▸ WHAT NEEDS TO BE DONE: Recast the items in the stretch from the line containing "- data-point: [430, 941, 437, 949]" through the line containing "- data-point: [232, 153, 239, 160]" as a Markdown table, leaving out any blank lines. Use a column named Row for the row number and a column named Line for the line itself.

(Element box annotations)
******

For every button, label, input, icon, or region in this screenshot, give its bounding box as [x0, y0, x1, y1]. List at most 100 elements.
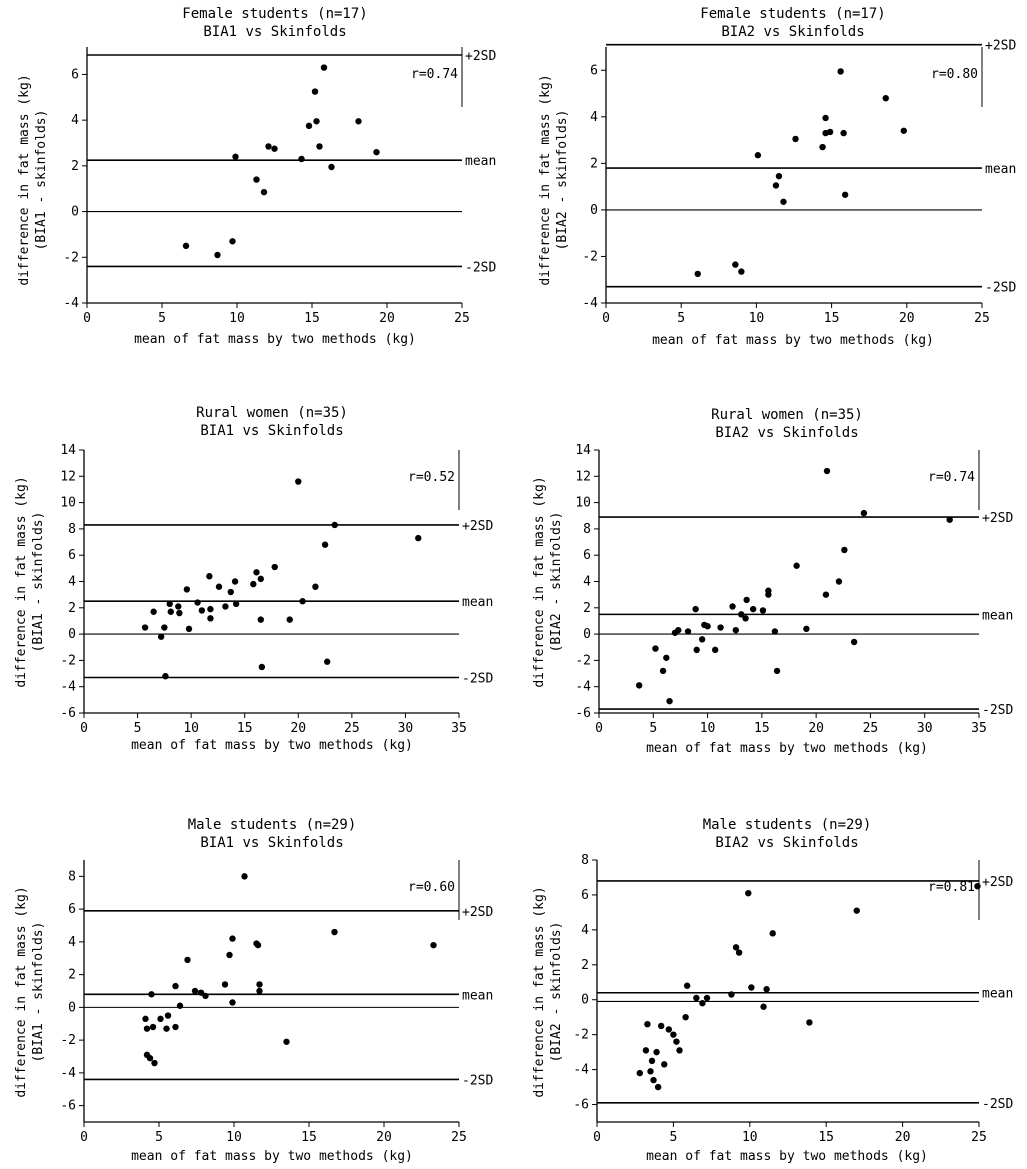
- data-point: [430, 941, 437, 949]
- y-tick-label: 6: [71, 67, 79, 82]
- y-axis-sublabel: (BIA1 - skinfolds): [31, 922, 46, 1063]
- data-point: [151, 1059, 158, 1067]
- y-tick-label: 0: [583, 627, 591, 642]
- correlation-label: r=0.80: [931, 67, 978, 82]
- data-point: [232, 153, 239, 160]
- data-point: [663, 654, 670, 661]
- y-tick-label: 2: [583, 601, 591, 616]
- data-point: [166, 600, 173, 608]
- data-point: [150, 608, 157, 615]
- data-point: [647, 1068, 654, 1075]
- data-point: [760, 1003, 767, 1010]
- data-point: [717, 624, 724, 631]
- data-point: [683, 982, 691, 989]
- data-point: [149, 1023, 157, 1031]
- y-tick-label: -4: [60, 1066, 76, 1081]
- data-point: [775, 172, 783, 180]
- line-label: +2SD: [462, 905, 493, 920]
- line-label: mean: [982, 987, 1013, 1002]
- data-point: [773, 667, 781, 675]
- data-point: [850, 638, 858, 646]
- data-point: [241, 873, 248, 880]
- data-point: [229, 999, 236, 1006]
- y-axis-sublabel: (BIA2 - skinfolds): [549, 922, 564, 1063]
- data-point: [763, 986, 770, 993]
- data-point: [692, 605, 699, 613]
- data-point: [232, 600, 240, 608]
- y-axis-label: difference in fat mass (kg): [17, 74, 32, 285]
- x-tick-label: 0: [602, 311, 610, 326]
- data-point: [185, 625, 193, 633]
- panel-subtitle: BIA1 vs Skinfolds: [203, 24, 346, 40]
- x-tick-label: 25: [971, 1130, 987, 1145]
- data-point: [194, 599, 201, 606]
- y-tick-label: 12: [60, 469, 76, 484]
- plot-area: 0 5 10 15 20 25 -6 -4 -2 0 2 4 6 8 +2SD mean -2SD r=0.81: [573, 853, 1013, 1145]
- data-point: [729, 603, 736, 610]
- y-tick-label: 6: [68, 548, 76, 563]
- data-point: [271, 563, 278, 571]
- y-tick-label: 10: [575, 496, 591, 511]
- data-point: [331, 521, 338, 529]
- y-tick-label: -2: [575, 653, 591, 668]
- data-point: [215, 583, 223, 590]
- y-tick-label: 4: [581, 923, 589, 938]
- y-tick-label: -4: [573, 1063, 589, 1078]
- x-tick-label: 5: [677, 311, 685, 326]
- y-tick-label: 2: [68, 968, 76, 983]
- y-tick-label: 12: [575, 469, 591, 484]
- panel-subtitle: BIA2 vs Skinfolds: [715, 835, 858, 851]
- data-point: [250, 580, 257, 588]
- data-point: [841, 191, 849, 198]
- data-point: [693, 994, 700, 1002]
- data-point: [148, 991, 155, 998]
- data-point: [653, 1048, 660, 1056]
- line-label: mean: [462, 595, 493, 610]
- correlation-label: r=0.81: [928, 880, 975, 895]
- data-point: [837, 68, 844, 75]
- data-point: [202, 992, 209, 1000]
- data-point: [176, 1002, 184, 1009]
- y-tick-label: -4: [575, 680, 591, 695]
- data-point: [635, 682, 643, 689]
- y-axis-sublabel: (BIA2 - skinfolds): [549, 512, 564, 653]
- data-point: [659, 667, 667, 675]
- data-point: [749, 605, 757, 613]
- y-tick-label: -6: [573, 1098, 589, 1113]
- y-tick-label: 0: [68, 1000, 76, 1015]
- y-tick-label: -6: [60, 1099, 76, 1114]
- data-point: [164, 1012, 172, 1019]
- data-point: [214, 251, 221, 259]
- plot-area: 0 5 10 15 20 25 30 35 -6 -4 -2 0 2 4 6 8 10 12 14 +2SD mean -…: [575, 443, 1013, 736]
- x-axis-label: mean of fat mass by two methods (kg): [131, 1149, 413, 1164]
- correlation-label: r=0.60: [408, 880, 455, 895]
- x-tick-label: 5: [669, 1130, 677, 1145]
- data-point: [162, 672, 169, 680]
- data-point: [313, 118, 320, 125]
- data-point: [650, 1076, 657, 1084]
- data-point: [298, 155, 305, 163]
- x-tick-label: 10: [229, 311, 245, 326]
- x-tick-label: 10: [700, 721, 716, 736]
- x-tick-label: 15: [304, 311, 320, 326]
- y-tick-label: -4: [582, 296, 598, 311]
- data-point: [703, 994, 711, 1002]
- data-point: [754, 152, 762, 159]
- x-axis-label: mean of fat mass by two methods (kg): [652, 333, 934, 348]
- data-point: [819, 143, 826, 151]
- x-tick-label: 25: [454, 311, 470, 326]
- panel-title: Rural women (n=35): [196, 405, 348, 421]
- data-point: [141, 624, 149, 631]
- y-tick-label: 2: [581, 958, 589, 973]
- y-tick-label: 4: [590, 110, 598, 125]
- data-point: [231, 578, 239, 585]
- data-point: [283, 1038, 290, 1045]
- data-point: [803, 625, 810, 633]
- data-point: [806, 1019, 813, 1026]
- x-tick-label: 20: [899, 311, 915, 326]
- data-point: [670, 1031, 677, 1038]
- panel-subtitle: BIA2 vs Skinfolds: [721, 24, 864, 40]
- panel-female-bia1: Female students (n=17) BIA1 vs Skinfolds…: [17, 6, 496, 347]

******

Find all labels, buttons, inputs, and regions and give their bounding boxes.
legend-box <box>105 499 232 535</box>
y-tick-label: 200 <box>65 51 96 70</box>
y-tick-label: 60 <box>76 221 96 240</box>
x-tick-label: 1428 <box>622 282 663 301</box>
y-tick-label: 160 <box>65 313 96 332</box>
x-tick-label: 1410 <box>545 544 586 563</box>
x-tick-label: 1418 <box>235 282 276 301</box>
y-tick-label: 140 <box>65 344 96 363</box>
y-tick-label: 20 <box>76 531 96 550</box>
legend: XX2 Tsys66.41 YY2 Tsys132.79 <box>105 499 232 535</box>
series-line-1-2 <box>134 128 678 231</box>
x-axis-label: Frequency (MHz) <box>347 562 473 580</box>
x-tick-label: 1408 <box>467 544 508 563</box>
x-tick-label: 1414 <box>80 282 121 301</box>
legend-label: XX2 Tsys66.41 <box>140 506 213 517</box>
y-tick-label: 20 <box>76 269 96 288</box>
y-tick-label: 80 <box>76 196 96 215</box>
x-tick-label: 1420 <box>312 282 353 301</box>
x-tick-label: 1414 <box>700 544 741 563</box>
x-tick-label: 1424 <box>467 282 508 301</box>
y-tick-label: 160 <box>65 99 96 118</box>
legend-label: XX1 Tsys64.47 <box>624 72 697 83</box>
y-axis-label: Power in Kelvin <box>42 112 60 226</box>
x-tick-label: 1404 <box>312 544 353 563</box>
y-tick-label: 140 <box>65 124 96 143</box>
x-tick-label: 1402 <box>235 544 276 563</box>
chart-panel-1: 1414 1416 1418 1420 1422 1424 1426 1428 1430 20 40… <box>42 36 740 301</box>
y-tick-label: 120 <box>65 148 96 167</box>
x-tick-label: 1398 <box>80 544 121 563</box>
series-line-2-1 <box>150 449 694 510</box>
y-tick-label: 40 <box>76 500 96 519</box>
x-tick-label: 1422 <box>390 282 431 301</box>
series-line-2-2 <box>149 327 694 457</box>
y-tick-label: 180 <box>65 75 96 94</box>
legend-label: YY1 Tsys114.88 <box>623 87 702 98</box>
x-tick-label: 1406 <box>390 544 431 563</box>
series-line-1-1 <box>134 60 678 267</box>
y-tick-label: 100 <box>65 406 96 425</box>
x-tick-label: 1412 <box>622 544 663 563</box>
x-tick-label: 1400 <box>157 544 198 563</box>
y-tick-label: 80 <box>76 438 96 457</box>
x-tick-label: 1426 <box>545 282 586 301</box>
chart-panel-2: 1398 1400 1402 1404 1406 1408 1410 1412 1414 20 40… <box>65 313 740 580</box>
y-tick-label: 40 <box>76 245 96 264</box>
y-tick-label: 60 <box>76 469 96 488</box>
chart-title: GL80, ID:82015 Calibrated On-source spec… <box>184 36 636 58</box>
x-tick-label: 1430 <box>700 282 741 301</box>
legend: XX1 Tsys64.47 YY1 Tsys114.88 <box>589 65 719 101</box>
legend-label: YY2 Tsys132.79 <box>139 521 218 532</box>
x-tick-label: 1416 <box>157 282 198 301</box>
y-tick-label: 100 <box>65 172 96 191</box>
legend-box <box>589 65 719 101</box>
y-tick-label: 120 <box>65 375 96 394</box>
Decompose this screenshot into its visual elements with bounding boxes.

******

▸ SOLUTION FOR THIS TASK:
| Row | Line |
|---|---|
| 1 | - data-point: [430, 941, 437, 949] |
| 2 | - y-tick-label: 6: [71, 67, 79, 82] |
| 3 | - y-axis-sublabel: (BIA1 - skinfolds): [31, 922, 46, 1063] |
| 4 | - data-point: [151, 1059, 158, 1067] |
| 5 | - y-tick-label: 0: [583, 627, 591, 642] |
| 6 | - correlation-label: r=0.80: [931, 67, 978, 82] |
| 7 | - data-point: [232, 153, 239, 160] |